Extract to read →
····················

TARNISHING THE GOLDEN AND EMPIRE STATES:
LAND-USE RESTRICTIONS AND THE U.S. ECONOMIC SLOWDOWN

Kyle F. Herkenhoff
Lee E. Ohanian
Edward C. Prescott
Working Paper 23790
http://www.nber.org/papers/w23790

NATIONAL BUREAU OF ECONOMIC RESEARCH
1050 Massachusetts Avenue
Cambridge, MA 02138
September 2017

We thank Narayana Kocherlakota and Chris Tonetti , and seminar participants at NYU, the St.
Louis Fed, and the NBER "Macroeconomics Across Space and Time Conference" for very
helpful comments. We thank Jing Hang, Carter Braxton, and Diana Van Patten for excellent
research assistance. The views expressed herein are those of the authors and do not necessarily
reflect the views of the National Bureau of Economic Research.
NBER working papers are circulated for discussion and comment purposes. They have not been
peer-reviewed or been subject to the review by the NBER Board of Directors that accompanies
official NBER publications.
© 2017 by Kyle F. Herkenhoff, Lee E. Ohanian, and Edward C. Prescott. All rights reserved.
Short sections of text, not to exceed two paragraphs, may be quoted without explicit permission
provided that full credit, including © notice, is given to the source.

Tarnishing the Golden and Empire States: Land-Use Restrictions and the U.S. Economic
Slowdown
Kyle F. Herkenhoff, Lee E. Ohanian, and Edward C. Prescott
NBER Working Paper No. 23790
September 2017
JEL No. E24,E3,E6,R11,R12
ABSTRACT
This paper studies the impact of state-level land-use restrictions on U.S. economic activity,
focusing on how these restrictions have depressed macroeconomic activity since 2000. We use a
variety of state-level data sources, together with a general equilibrium spatial model of the United
States to systematically construct a panel dataset of state-level land-use restrictions between 1950
and 2014. We show that these restrictions have generally tightened over time, particularly in
California and New York. We use the model to analyze how these restrictions affect economic
activity and the allocation of workers and capital across states. Counterfactual experiments show
that deregulating existing urban land from 2014 regulation levels back to 1980 levels would have
increased US GDP and productivity roughly to their current trend levels. California, New York,
and the Mid-Atlantic region expand the most in these counterfactuals, drawing population out of
the South and the Rustbelt. General equilibrium effects, particularly the reallocation of capital
across states, accounts for much of these gains.

····················

Data excerpt →
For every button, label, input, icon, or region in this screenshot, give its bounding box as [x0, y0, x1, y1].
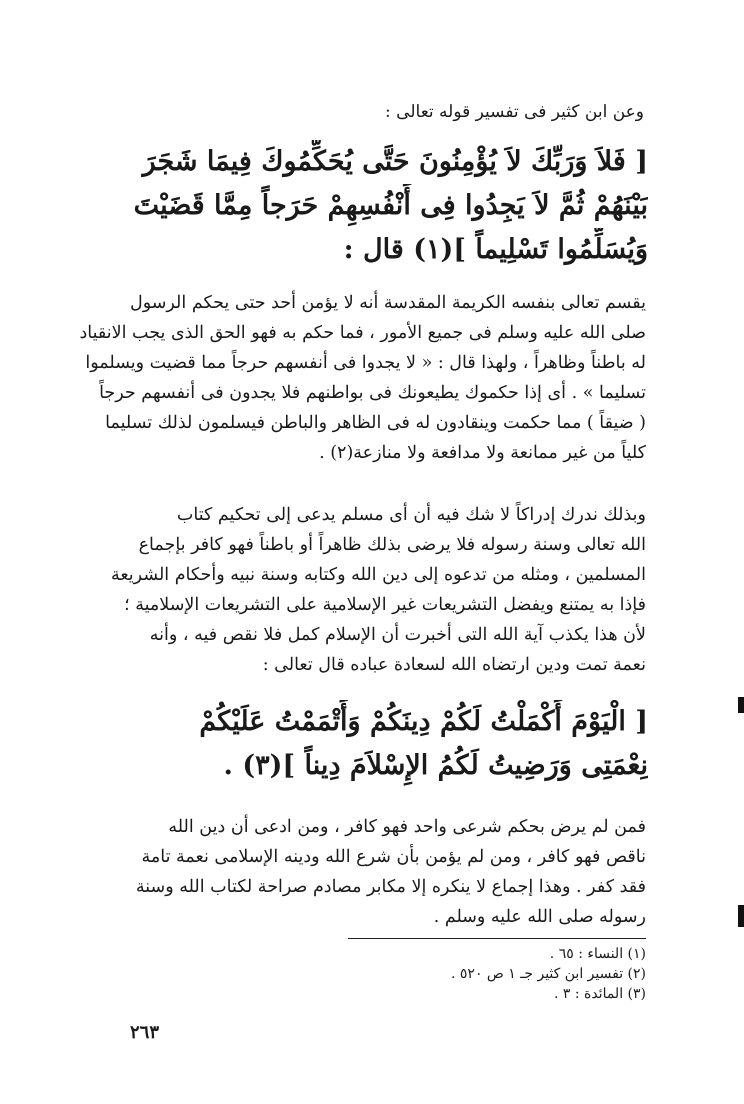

····················

Problem set →
a - In the paper on land-use restrictions, begin at the words "We thank Narayana" and stop after "All rights reserved.". Reproduce that passage, substituting "workshop attendees" for "seminar participants".
b - Answer the following questions about the paper on land-use restrictions.
(i) What is the working paper number?
(ii) Between which years does the constructed panel dataset of state-level land-use restrictions run?
(iii) In which two states have the restrictions particularly tightened over time?

Completed exercise →
a -
We thank Narayana Kocherlakota and Chris Tonetti , and workshop attendees at NYU, the St.
Louis Fed, and the NBER "Macroeconomics Across Space and Time Conference" for very
helpful comments. We thank Jing Hang, Carter Braxton, and Diana Van Patten for excellent
research assistance. The views expressed herein are those of the authors and do not necessarily
reflect the views of the National Bureau of Economic Research.
NBER working papers are circulated for discussion and comment purposes. They have not been
peer-reviewed or been subject to the review by the NBER Board of Directors that accompanies
official NBER publications.
© 2017 by Kyle F. Herkenhoff, Lee E. Ohanian, and Edward C. Prescott. All rights reserved.

b -
(i) 23790
(ii) 1950 and 2014
(iii) California and New York